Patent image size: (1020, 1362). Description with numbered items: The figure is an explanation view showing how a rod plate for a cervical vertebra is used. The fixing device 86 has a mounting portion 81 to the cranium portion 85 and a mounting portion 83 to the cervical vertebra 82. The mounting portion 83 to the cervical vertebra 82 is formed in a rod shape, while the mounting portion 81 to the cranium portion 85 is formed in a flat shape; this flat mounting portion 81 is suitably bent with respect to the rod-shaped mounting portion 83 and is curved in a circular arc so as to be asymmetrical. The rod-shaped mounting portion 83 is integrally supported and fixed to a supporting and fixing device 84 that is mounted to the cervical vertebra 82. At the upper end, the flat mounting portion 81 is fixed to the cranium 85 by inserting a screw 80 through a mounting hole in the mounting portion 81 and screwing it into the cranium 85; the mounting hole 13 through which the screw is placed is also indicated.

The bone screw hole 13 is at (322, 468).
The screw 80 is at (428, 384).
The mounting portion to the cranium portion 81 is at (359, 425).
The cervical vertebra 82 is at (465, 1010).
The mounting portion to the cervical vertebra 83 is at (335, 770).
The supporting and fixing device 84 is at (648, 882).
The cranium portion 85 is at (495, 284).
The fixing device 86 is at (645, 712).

■ Challenge:
Copy out the rows above verbatim, starting with the first line and ending with the line that contains "The cervical vertebra 82 is at (465, 1010).". Include both of those lines.

■ Task response:
Patent image size: (1020, 1362). Description with numbered items: The figure is an explanation view showing how a rod plate for a cervical vertebra is used. The fixing device 86 has a mounting portion 81 to the cranium portion 85 and a mounting portion 83 to the cervical vertebra 82. The mounting portion 83 to the cervical vertebra 82 is formed in a rod shape, while the mounting portion 81 to the cranium portion 85 is formed in a flat shape; this flat mounting portion 81 is suitably bent with respect to the rod-shaped mounting portion 83 and is curved in a circular arc so as to be asymmetrical. The rod-shaped mounting portion 83 is integrally supported and fixed to a supporting and fixing device 84 that is mounted to the cervical vertebra 82. At the upper end, the flat mounting portion 81 is fixed to the cranium 85 by inserting a screw 80 through a mounting hole in the mounting portion 81 and screwing it into the cranium 85; the mounting hole 13 through which the screw is placed is also indicated.

The bone screw hole 13 is at (322, 468).
The screw 80 is at (428, 384).
The mounting portion to the cranium portion 81 is at (359, 425).
The cervical vertebra 82 is at (465, 1010).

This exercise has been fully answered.